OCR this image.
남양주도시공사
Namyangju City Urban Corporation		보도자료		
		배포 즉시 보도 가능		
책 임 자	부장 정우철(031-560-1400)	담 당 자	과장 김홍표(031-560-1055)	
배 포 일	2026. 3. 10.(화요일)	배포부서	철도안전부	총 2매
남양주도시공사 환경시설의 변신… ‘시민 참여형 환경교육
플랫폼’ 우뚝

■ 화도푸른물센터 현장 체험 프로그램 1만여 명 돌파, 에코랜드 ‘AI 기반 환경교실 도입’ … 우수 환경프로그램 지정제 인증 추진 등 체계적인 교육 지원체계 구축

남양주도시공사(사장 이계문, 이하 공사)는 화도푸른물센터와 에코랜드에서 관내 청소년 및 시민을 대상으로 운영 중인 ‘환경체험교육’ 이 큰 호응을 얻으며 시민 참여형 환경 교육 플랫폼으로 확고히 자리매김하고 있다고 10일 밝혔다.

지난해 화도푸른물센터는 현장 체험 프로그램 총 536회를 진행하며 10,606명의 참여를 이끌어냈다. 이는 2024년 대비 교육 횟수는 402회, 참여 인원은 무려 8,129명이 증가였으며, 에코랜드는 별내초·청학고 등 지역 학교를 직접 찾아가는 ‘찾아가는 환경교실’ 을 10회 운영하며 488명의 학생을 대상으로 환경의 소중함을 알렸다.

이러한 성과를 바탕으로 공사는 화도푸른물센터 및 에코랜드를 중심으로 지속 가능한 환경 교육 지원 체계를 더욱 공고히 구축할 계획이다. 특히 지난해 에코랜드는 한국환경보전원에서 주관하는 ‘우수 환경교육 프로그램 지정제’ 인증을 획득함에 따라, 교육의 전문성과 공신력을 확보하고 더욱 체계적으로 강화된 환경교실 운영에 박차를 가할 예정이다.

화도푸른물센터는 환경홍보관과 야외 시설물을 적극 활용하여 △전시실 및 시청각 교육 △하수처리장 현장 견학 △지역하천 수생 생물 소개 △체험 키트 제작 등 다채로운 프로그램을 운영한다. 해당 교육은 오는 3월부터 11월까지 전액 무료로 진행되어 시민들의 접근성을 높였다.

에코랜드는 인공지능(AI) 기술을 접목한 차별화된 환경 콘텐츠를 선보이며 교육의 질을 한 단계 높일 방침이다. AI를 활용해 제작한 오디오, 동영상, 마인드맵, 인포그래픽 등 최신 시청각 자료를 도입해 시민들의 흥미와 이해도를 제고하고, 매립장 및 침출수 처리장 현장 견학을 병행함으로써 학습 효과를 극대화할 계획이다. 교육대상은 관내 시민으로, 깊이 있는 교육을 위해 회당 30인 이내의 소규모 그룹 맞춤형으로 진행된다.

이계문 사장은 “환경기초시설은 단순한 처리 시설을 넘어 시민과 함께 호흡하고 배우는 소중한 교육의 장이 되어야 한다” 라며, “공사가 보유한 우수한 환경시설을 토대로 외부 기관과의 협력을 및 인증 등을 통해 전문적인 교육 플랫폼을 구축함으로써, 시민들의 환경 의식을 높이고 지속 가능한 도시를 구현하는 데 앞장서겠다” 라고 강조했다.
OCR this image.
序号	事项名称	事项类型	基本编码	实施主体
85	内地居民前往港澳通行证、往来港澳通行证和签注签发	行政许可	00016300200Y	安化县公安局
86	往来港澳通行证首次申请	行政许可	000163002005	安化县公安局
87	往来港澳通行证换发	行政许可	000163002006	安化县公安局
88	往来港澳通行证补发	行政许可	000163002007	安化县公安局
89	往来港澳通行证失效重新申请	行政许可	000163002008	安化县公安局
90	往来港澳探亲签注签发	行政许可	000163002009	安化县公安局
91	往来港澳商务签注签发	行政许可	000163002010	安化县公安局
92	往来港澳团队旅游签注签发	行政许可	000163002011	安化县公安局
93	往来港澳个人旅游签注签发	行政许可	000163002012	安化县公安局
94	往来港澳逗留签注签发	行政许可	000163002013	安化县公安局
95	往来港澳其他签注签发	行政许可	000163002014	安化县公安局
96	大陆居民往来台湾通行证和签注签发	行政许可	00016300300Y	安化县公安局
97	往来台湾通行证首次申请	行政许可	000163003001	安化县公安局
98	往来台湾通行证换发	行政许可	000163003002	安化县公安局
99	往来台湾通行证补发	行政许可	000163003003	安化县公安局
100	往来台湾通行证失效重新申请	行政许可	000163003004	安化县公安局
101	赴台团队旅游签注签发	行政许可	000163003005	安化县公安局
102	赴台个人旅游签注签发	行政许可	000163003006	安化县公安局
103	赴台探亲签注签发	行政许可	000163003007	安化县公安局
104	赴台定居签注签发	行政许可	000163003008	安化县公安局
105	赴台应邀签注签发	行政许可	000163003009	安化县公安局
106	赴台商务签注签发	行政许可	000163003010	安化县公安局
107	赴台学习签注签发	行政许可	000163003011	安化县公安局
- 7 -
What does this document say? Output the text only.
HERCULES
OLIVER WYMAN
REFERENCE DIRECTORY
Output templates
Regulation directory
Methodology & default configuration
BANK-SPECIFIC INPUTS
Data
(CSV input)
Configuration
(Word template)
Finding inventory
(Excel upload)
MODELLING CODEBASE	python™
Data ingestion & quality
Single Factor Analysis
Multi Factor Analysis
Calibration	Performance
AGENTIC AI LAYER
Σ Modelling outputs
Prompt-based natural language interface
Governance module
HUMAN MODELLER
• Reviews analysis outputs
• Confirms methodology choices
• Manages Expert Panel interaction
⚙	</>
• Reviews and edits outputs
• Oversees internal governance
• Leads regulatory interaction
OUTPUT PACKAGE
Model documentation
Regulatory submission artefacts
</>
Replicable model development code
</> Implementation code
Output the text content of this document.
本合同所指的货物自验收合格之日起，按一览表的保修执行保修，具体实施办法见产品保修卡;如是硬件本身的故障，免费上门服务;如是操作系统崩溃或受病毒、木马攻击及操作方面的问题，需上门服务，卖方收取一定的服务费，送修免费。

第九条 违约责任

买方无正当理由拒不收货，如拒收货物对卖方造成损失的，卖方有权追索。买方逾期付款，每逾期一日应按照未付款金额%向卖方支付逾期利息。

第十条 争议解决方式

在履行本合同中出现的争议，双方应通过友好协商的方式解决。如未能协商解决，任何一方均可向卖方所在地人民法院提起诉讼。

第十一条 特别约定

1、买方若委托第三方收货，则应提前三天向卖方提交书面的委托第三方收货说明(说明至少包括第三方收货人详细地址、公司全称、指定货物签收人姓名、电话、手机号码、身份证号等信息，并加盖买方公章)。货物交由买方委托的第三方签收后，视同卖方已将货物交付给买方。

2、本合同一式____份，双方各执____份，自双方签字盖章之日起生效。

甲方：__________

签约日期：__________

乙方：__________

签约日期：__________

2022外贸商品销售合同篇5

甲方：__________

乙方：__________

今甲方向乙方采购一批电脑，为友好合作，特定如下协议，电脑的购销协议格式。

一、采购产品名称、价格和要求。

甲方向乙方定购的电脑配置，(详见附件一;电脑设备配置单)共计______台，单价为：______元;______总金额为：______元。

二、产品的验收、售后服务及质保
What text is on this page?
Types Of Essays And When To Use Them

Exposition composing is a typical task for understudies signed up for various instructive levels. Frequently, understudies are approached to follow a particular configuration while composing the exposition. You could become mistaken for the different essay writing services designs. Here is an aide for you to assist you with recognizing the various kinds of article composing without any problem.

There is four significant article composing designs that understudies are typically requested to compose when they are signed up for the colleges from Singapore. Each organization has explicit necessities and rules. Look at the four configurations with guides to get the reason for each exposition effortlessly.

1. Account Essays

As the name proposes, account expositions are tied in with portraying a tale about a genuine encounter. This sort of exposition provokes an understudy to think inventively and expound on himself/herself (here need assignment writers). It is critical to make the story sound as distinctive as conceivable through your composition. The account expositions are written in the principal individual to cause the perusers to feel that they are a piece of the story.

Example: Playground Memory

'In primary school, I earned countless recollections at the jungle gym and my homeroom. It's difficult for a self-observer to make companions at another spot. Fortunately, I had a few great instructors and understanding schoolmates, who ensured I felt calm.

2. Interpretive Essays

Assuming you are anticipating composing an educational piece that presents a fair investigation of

> [Short problem]:
State the number of lines above that hold the string "text", with nothing added.

> [Reply to the task]:
3